● WHAT TO WORK ON
Read the lines below. Copy out any that hold the string "model".

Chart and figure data
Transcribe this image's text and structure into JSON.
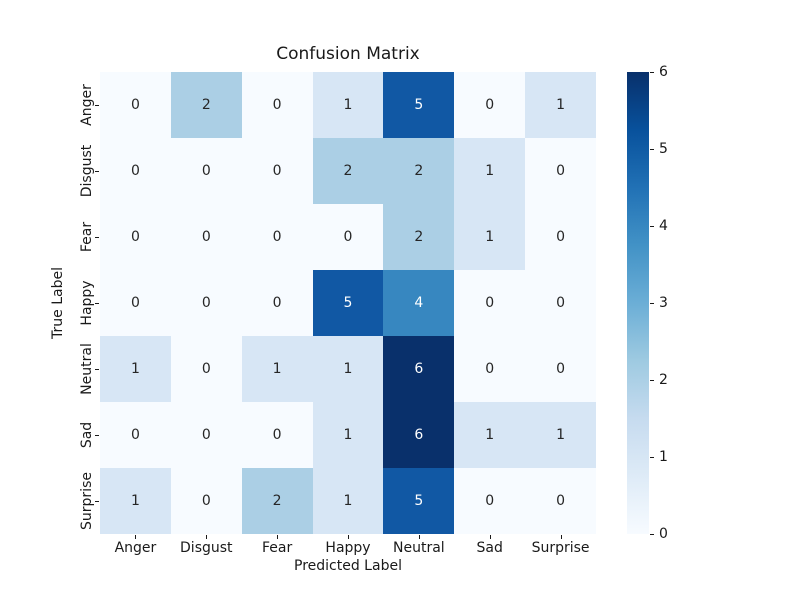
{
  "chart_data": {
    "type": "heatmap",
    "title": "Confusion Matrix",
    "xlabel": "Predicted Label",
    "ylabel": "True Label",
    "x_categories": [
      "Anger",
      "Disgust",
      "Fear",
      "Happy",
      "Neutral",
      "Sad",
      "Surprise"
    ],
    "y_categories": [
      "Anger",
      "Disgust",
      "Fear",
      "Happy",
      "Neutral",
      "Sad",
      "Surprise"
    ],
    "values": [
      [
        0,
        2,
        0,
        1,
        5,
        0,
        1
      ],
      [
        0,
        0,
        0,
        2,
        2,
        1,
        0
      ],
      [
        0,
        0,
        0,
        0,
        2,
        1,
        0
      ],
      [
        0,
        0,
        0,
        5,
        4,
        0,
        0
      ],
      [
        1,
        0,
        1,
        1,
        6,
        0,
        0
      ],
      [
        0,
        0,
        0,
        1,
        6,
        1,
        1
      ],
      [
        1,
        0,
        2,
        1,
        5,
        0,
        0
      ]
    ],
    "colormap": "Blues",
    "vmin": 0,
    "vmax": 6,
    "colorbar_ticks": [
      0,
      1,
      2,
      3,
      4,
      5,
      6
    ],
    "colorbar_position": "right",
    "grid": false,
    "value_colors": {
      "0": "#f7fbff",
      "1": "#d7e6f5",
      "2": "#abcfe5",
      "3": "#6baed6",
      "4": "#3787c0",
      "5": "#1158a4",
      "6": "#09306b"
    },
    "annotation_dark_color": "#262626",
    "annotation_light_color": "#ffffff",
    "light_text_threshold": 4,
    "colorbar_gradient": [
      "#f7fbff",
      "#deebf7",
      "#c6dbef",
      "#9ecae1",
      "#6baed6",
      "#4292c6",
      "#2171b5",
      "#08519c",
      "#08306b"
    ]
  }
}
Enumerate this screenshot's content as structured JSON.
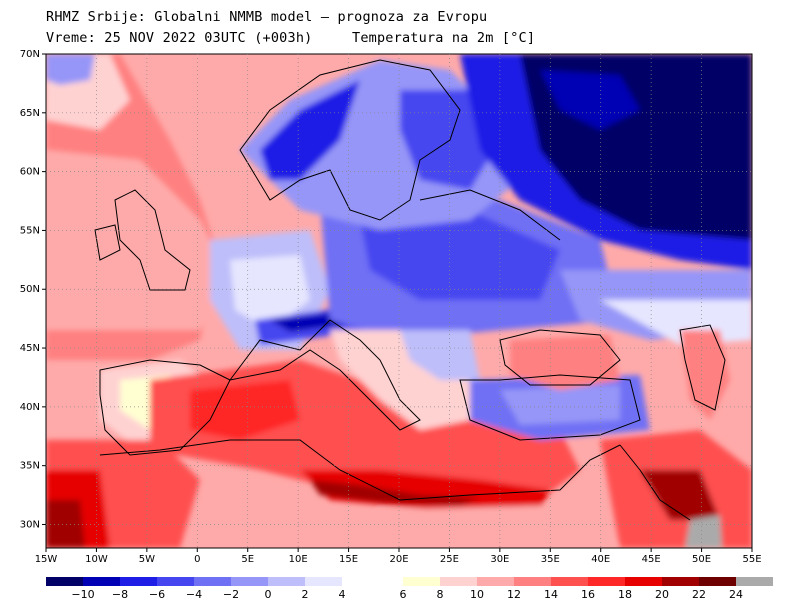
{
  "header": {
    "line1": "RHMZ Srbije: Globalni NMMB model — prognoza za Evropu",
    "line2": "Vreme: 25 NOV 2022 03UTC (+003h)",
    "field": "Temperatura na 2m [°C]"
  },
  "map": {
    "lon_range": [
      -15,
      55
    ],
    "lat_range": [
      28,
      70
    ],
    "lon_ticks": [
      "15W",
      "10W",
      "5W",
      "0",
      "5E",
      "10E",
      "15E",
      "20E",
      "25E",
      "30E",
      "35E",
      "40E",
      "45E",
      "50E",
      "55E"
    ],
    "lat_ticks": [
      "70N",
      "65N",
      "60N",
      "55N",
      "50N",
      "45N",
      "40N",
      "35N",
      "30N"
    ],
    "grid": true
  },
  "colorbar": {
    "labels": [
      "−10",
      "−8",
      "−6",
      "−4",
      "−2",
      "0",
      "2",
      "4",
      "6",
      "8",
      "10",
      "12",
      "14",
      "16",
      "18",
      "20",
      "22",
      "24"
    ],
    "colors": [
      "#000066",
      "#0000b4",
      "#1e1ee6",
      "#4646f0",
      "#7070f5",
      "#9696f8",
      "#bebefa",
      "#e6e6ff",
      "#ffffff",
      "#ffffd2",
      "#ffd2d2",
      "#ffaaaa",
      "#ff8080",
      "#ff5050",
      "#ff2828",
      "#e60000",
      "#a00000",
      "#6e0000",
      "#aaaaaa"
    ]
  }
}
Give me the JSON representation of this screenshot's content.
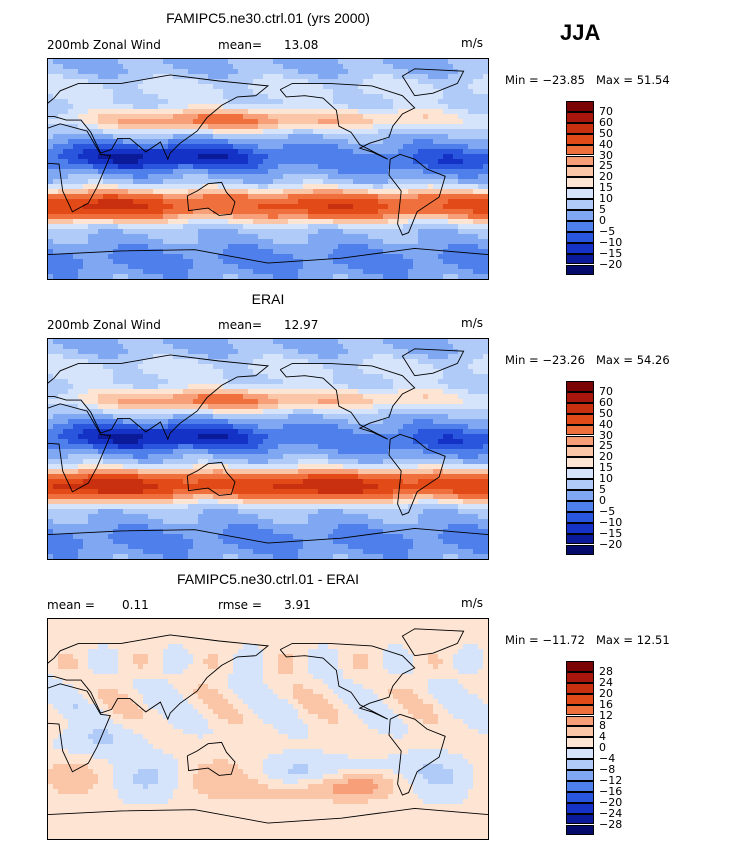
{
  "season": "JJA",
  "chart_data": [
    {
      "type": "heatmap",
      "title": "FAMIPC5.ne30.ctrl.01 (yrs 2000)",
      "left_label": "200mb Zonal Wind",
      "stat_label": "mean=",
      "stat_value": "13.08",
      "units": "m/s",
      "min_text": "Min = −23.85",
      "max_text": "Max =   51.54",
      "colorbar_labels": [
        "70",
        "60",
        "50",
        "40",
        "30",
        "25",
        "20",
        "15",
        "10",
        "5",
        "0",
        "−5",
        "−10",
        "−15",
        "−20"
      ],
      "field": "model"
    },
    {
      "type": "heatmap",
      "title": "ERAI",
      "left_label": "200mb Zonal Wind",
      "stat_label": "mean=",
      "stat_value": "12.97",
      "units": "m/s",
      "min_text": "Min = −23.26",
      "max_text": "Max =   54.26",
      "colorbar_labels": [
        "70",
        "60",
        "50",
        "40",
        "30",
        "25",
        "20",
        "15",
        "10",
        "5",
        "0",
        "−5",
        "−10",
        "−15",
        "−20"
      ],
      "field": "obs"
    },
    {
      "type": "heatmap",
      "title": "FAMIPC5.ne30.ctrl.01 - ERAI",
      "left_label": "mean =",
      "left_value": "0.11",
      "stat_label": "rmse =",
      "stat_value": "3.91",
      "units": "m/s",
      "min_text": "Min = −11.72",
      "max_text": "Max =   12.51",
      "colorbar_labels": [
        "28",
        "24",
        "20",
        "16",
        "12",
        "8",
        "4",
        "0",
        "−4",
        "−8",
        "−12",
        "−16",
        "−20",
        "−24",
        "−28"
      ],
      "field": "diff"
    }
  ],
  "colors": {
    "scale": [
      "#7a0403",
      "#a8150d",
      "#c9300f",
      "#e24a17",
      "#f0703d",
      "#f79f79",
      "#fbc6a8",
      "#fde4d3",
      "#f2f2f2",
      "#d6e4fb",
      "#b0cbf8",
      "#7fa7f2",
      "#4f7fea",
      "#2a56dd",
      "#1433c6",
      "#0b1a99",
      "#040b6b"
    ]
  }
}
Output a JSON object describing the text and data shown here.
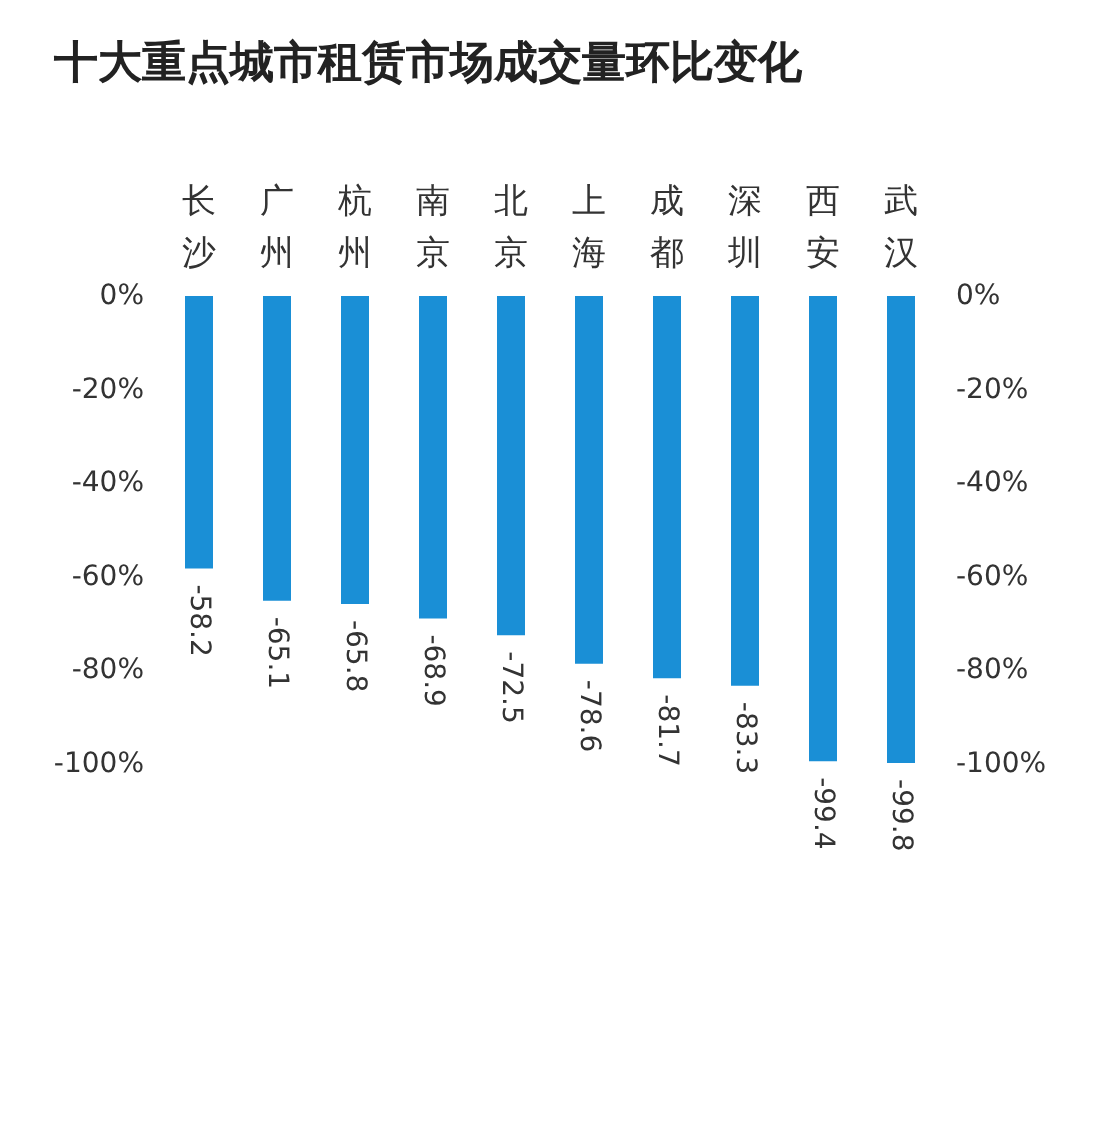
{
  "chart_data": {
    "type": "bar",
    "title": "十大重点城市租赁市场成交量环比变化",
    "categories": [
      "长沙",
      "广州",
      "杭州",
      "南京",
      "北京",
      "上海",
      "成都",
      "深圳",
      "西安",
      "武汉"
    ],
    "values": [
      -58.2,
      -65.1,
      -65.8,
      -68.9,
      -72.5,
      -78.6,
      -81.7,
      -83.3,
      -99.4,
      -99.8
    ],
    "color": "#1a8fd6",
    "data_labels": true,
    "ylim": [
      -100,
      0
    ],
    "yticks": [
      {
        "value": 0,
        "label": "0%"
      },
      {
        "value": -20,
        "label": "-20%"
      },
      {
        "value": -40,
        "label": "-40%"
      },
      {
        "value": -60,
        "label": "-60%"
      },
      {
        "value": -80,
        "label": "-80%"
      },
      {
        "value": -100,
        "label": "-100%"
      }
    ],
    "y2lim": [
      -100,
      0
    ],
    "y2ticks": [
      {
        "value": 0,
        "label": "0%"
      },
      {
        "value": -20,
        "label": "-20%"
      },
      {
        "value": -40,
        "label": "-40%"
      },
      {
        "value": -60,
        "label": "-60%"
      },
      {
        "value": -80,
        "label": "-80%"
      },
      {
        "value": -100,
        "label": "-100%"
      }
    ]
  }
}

● OUTPUT FOR THIS EXERCISE
    "line1": "RHMZ Srbije: Globalni NMMB model — prognoza za Evropu",
      "field": "model"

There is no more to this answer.